▶ Required tasks:
- 1) In the microbiota text, which method was used for the differential abundance analysis of the genera?
- 2) Copy the microbiota text between "For the intestinal" and "to the baseline.", inclusive, renaming "baseline" as "Day 0" wherever it occurs.

*** Excerpted text

A statistical difference in the stool samples was found between the groups in the results of the Bray–Curtis (meningococcemia group vs. control p = 0.005, Day 0) and Jaccard analyses (meningococcemia group vs. control p = 0.001, Day 0) for the beta diversity between the children with IMD at admission and the healthy controls (p < 0.05 for both). A statistical difference in the beta diversity of the nasopharyngeal samples was found between the groups in the results of the Bray–Curtis (meningococcemia group, Day 0 vs. Day 10; p = 0.006) and Jaccard analyses (meningococcemia group, Day 0 vs. Day 10; p = 0.007 and meningococcemia group vs. control p = 0.032, Day 0).
The intestinal microbiota compositions of the children with IMD upon admission (Day 0) (1) and on Day 10 (2), and of the healthy controls (3) at the genus level are shown in
Figure 1.
Differential abundance analysis of the genera was carried out using ANCOM-BC for paired comparisons between the samples from subjects at day 0 and day 10, and unpaired comparisons between the children with meningococcemia and the controls. There was a difference between the children with IMD at admission and the healthy controls. The volcano plot graphics show the bacterial taxa that were significantly different in abundance between the study groups (
Figure 2,
Figure 3 and
Figure 4). At the genus level, in the children with IMD at admission,
Enterococcus were found to be dominant (
p < 0.05). In the healthy controls,
Lachnospiraceae UCG-004, Lachnospiraceae NK4A136 group, Agathobacter, Ruminococcaceae UCG-013, Roseburia, Butyricicoccus, Lachnospira, Faecalibacterium, Ruminococcus_1, Lachnospiraceae GCA-9000066575, Blautia, Lachnoclostridium, Erysipelotrichaceae_UCG-003, Anerostipes, and
Ruminococcus_1 were found to be significantly dominant, compared to the children with IMD at admission (
Figure 2).
For the intestinal microbiota composition, there was also a difference in the paired samples between the children with IMD at admission (Day 0) and at Day 10 (
Figure 3). In the children with IMD at admission,
Roseburia, Collinsella, Odoribacter, Oscillibacter, Butryicimonas, Ruminococcaceae UBA1819, Coprococcus 3, Ruminococcaceae UCG-002, Parabacteroides, Dialister, and
Lactobacillus were found to be dominant compared to Day 10. On the other hand, at Day 10,
Abiotrophia was found to be dominant compared to the baseline.

******
*** Record set

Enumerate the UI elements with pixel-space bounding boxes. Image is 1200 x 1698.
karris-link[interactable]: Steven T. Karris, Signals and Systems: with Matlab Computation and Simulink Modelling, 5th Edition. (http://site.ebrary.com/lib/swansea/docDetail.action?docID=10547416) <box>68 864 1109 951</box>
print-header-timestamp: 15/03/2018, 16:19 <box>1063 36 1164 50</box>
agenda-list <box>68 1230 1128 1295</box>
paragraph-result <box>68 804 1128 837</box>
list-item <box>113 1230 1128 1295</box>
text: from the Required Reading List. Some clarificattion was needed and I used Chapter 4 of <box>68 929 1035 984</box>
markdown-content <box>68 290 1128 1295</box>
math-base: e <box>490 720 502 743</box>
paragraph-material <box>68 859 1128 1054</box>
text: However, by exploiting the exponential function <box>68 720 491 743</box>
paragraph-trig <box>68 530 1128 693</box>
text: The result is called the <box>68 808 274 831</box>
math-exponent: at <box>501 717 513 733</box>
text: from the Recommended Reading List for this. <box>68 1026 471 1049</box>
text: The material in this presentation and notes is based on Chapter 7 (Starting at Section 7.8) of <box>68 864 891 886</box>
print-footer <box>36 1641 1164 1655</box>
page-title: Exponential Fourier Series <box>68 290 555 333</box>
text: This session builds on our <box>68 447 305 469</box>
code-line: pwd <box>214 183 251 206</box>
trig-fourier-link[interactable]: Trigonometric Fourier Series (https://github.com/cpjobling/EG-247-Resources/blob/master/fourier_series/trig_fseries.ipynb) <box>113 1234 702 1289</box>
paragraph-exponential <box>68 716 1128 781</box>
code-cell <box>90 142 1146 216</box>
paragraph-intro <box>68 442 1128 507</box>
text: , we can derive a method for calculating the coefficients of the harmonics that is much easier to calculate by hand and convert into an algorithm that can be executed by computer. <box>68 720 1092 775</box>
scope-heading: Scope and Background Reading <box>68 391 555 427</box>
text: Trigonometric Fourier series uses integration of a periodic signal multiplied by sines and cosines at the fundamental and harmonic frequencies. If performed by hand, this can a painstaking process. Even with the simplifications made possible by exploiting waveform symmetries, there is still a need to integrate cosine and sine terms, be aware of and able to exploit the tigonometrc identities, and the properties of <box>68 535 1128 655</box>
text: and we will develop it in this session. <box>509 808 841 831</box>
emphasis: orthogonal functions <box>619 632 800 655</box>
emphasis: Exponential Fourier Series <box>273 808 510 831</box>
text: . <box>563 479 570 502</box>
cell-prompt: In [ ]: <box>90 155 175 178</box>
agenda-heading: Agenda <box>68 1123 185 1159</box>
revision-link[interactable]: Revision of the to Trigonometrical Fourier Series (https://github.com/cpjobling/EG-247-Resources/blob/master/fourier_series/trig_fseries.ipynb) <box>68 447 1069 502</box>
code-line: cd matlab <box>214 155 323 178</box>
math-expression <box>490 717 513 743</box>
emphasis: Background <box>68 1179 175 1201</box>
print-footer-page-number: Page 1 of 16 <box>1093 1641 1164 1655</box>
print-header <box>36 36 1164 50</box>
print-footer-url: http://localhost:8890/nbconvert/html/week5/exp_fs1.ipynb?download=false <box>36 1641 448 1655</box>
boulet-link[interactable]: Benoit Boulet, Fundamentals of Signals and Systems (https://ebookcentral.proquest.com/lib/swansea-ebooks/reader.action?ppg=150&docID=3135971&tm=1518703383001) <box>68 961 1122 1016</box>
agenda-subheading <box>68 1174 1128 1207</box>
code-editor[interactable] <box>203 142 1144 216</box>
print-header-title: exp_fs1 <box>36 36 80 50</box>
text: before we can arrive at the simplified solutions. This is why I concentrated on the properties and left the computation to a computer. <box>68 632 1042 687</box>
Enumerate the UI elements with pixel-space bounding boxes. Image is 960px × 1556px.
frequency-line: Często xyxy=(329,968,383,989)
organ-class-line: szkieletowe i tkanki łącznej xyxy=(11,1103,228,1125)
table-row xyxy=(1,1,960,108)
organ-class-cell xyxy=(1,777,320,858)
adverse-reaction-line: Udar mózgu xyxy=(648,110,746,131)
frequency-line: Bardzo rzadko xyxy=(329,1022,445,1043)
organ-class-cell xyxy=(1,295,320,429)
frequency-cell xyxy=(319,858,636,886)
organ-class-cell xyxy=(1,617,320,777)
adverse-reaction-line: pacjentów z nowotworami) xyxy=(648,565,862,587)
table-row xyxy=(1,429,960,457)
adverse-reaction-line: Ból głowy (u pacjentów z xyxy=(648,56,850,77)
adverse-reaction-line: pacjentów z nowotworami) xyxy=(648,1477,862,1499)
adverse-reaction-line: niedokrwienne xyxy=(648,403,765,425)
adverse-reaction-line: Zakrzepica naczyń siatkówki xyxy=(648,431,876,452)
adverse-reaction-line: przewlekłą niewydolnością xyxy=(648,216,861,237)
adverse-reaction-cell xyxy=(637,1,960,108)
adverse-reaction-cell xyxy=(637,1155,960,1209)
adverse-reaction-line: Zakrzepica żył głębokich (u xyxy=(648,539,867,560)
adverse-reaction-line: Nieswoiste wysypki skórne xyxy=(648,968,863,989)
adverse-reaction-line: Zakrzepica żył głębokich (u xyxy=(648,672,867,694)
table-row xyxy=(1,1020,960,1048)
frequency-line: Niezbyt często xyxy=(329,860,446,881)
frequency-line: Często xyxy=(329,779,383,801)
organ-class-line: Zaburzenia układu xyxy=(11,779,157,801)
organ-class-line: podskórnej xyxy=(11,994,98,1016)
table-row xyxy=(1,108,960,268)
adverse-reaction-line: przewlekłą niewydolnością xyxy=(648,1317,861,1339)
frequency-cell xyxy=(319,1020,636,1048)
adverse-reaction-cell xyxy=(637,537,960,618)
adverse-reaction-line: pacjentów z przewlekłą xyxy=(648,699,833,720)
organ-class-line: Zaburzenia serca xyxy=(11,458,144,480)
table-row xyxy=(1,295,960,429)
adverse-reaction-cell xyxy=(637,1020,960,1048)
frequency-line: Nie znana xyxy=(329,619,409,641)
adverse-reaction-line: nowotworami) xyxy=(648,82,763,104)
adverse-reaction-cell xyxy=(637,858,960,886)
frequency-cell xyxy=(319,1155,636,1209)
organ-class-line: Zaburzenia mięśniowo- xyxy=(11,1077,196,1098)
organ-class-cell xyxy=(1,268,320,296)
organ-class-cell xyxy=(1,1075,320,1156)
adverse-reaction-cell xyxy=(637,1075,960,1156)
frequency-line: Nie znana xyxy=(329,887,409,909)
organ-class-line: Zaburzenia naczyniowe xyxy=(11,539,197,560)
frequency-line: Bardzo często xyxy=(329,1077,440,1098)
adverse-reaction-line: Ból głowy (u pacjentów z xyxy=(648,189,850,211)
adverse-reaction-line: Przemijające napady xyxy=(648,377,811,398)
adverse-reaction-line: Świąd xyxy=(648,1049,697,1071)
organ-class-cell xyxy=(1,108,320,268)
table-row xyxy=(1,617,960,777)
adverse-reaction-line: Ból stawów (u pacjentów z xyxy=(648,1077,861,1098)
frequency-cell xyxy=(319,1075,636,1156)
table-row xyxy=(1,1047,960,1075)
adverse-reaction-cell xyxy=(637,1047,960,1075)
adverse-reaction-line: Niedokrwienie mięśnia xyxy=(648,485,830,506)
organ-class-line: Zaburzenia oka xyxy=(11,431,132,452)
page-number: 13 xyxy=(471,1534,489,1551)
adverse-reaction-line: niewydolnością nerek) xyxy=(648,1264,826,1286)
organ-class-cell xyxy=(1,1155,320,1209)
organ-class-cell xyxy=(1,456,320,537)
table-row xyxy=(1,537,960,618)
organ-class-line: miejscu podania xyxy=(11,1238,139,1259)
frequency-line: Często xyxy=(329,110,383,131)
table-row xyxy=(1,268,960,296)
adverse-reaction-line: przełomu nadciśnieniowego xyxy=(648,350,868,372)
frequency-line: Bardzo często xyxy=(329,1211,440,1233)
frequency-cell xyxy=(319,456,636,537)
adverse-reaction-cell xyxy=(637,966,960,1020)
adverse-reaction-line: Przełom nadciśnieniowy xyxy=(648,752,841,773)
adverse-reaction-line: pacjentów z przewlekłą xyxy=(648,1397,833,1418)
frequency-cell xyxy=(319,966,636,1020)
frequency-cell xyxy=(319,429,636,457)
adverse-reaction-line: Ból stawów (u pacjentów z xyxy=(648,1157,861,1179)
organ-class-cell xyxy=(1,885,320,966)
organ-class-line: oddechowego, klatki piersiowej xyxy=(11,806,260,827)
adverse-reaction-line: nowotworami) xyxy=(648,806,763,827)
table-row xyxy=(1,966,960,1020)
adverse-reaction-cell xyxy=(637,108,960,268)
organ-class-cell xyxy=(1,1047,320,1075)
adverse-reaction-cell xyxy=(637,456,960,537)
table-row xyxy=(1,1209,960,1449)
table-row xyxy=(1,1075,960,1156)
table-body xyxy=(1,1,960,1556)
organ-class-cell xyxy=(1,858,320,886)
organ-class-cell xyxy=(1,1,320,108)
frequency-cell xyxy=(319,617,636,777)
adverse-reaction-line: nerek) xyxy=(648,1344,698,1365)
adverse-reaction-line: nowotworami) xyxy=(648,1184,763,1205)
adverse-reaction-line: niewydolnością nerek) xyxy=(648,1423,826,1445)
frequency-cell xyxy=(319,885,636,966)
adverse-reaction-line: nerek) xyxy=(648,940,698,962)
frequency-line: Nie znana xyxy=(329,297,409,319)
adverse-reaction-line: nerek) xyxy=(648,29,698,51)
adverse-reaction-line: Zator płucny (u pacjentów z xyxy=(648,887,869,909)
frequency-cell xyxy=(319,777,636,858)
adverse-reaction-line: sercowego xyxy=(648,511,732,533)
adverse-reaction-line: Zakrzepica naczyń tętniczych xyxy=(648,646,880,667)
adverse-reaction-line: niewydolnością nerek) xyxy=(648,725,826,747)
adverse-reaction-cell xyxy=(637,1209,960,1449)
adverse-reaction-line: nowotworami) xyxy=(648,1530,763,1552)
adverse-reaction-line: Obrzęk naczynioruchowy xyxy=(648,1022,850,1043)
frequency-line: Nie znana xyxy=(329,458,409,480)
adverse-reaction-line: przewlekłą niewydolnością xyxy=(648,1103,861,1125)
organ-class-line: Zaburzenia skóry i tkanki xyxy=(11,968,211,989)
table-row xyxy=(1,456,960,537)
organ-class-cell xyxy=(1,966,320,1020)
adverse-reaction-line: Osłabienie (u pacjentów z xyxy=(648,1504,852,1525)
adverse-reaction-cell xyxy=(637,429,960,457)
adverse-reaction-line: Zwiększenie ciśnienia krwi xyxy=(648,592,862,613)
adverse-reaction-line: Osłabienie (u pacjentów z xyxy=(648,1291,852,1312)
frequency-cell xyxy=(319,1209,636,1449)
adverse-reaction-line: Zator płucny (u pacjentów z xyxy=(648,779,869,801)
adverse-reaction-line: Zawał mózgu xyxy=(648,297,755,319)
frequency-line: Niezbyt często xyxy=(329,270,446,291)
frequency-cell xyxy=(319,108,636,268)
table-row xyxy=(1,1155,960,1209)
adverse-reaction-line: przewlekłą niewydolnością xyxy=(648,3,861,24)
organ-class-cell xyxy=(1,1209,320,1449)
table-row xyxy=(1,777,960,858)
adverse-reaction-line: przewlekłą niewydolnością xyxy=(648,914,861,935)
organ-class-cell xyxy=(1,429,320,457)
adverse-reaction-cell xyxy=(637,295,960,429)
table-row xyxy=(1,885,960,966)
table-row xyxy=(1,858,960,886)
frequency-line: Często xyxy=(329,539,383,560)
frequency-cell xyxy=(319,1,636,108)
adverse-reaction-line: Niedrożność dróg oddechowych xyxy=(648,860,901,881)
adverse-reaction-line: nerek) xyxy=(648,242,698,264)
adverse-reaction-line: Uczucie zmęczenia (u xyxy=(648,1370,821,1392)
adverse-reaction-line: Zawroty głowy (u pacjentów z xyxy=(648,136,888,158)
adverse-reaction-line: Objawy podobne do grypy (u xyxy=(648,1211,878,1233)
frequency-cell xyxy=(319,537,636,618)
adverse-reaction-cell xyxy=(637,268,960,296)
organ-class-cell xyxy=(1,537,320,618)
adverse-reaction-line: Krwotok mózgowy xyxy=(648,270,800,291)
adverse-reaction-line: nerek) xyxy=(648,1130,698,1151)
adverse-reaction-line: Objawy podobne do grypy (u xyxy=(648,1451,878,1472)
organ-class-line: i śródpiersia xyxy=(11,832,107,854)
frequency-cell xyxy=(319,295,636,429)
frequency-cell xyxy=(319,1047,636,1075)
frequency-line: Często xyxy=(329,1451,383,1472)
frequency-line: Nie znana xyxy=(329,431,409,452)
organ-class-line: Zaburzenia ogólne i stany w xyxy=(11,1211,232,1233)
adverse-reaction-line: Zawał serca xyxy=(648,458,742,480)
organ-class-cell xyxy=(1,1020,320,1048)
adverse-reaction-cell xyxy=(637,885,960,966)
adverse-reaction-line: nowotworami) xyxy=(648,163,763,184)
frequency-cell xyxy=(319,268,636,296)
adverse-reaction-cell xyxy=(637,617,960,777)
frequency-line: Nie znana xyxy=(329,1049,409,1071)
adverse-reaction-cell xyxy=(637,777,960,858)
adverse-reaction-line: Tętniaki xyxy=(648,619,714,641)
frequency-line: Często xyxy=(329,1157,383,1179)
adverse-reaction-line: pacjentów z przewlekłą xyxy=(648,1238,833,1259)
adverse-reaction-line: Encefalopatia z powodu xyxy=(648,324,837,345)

******

▶ Solved problems:
- 1) ANCOM-BC.

- 2)
For the intestinal microbiota composition, there was also a difference in the paired samples between the children with IMD at admission (Day 0) and at Day 10 (
Figure 3). In the children with IMD at admission,
Roseburia, Collinsella, Odoribacter, Oscillibacter, Butryicimonas, Ruminococcaceae UBA1819, Coprococcus 3, Ruminococcaceae UCG-002, Parabacteroides, Dialister, and
Lactobacillus were found to be dominant compared to Day 10. On the other hand, at Day 10,
Abiotrophia was found to be dominant compared to the Day 0.